▶ Task description: Copy out every record below, word for word.

▶ Exercise data:
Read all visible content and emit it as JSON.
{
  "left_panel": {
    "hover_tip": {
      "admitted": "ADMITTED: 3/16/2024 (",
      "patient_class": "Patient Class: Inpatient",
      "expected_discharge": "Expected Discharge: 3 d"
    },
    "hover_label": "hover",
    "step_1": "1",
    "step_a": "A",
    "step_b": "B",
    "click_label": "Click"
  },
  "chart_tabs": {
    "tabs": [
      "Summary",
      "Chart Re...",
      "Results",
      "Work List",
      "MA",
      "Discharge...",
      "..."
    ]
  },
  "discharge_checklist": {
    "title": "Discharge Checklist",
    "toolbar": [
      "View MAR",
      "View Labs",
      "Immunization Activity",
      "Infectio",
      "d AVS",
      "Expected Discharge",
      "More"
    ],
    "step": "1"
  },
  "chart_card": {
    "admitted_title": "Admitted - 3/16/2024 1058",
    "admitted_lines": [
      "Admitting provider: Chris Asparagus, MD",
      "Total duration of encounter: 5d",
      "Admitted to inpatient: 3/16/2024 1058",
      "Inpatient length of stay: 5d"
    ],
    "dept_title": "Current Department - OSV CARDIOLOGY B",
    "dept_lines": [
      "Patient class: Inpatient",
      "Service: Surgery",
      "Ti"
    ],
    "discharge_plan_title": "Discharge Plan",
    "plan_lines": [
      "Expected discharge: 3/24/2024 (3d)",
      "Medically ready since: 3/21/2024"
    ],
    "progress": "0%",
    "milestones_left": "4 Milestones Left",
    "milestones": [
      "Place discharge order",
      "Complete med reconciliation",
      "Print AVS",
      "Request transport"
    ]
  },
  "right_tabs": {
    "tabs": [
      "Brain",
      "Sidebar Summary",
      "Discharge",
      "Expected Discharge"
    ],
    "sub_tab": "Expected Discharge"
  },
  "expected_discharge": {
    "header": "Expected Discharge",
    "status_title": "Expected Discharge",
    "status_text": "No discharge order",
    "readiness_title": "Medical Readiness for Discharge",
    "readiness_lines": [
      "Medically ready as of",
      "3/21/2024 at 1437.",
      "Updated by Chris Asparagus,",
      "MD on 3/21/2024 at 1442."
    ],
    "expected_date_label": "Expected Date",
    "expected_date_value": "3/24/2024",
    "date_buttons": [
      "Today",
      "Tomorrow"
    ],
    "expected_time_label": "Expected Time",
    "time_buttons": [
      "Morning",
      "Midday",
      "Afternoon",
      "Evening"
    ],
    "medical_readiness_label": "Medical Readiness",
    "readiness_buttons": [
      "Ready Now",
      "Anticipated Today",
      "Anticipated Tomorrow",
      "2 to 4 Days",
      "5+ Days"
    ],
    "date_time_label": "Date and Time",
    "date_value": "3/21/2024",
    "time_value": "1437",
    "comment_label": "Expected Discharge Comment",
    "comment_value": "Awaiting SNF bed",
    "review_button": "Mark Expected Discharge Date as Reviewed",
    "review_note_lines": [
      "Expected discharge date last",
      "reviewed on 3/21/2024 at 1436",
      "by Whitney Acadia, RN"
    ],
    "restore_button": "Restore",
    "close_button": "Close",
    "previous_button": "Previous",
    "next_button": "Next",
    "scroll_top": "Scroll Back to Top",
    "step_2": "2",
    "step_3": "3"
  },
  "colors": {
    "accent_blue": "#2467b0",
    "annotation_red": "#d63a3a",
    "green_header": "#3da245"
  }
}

▶ Written response:
Read all visible content and emit it as JSON.
{
  "left_panel": {
    "hover_tip": {
      "admitted": "ADMITTED: 3/16/2024 (",
      "patient_class": "Patient Class: Inpatient",
      "expected_discharge": "Expected Discharge: 3 d"
    },
    "hover_label": "hover",
    "step_1": "1",
    "step_a": "A",
    "step_b": "B",
    "click_label": "Click"
  },
  "chart_tabs": {
    "tabs": [
      "Summary",
      "Chart Re...",
      "Results",
      "Work List",
      "MA",
      "Discharge...",
      "..."
    ]
  },
  "discharge_checklist": {
    "title": "Discharge Checklist",
    "toolbar": [
      "View MAR",
      "View Labs",
      "Immunization Activity",
      "Infectio",
      "d AVS",
      "Expected Discharge",
      "More"
    ],
    "step": "1"
  },
  "chart_card": {
    "admitted_title": "Admitted - 3/16/2024 1058",
    "admitted_lines": [
      "Admitting provider: Chris Asparagus, MD",
      "Total duration of encounter: 5d",
      "Admitted to inpatient: 3/16/2024 1058",
      "Inpatient length of stay: 5d"
    ],
    "dept_title": "Current Department - OSV CARDIOLOGY B",
    "dept_lines": [
      "Patient class: Inpatient",
      "Service: Surgery",
      "Ti"
    ],
    "discharge_plan_title": "Discharge Plan",
    "plan_lines": [
      "Expected discharge: 3/24/2024 (3d)",
      "Medically ready since: 3/21/2024"
    ],
    "progress": "0%",
    "milestones_left": "4 Milestones Left",
    "milestones": [
      "Place discharge order",
      "Complete med reconciliation",
      "Print AVS",
      "Request transport"
    ]
  },
  "right_tabs": {
    "tabs": [
      "Brain",
      "Sidebar Summary",
      "Discharge",
      "Expected Discharge"
    ],
    "sub_tab": "Expected Discharge"
  },
  "expected_discharge": {
    "header": "Expected Discharge",
    "status_title": "Expected Discharge",
    "status_text": "No discharge order",
    "readiness_title": "Medical Readiness for Discharge",
    "readiness_lines": [
      "Medically ready as of",
      "3/21/2024 at 1437.",
      "Updated by Chris Asparagus,",
      "MD on 3/21/2024 at 1442."
    ],
    "expected_date_label": "Expected Date",
    "expected_date_value": "3/24/2024",
    "date_buttons": [
      "Today",
      "Tomorrow"
    ],
    "expected_time_label": "Expected Time",
    "time_buttons": [
      "Morning",
      "Midday",
      "Afternoon",
      "Evening"
    ],
    "medical_readiness_label": "Medical Readiness",
    "readiness_buttons": [
      "Ready Now",
      "Anticipated Today",
      "Anticipated Tomorrow",
      "2 to 4 Days",
      "5+ Days"
    ],
    "date_time_label": "Date and Time",
    "date_value": "3/21/2024",
    "time_value": "1437",
    "comment_label": "Expected Discharge Comment",
    "comment_value": "Awaiting SNF bed",
    "review_button": "Mark Expected Discharge Date as Reviewed",
    "review_note_lines": [
      "Expected discharge date last",
      "reviewed on 3/21/2024 at 1436",
      "by Whitney Acadia, RN"
    ],
    "restore_button": "Restore",
    "close_button": "Close",
    "previous_button": "Previous",
    "next_button": "Next",
    "scroll_top": "Scroll Back to Top",
    "step_2": "2",
    "step_3": "3"
  },
  "colors": {
    "accent_blue": "#2467b0",
    "annotation_red": "#d63a3a",
    "green_header": "#3da245"
  }
}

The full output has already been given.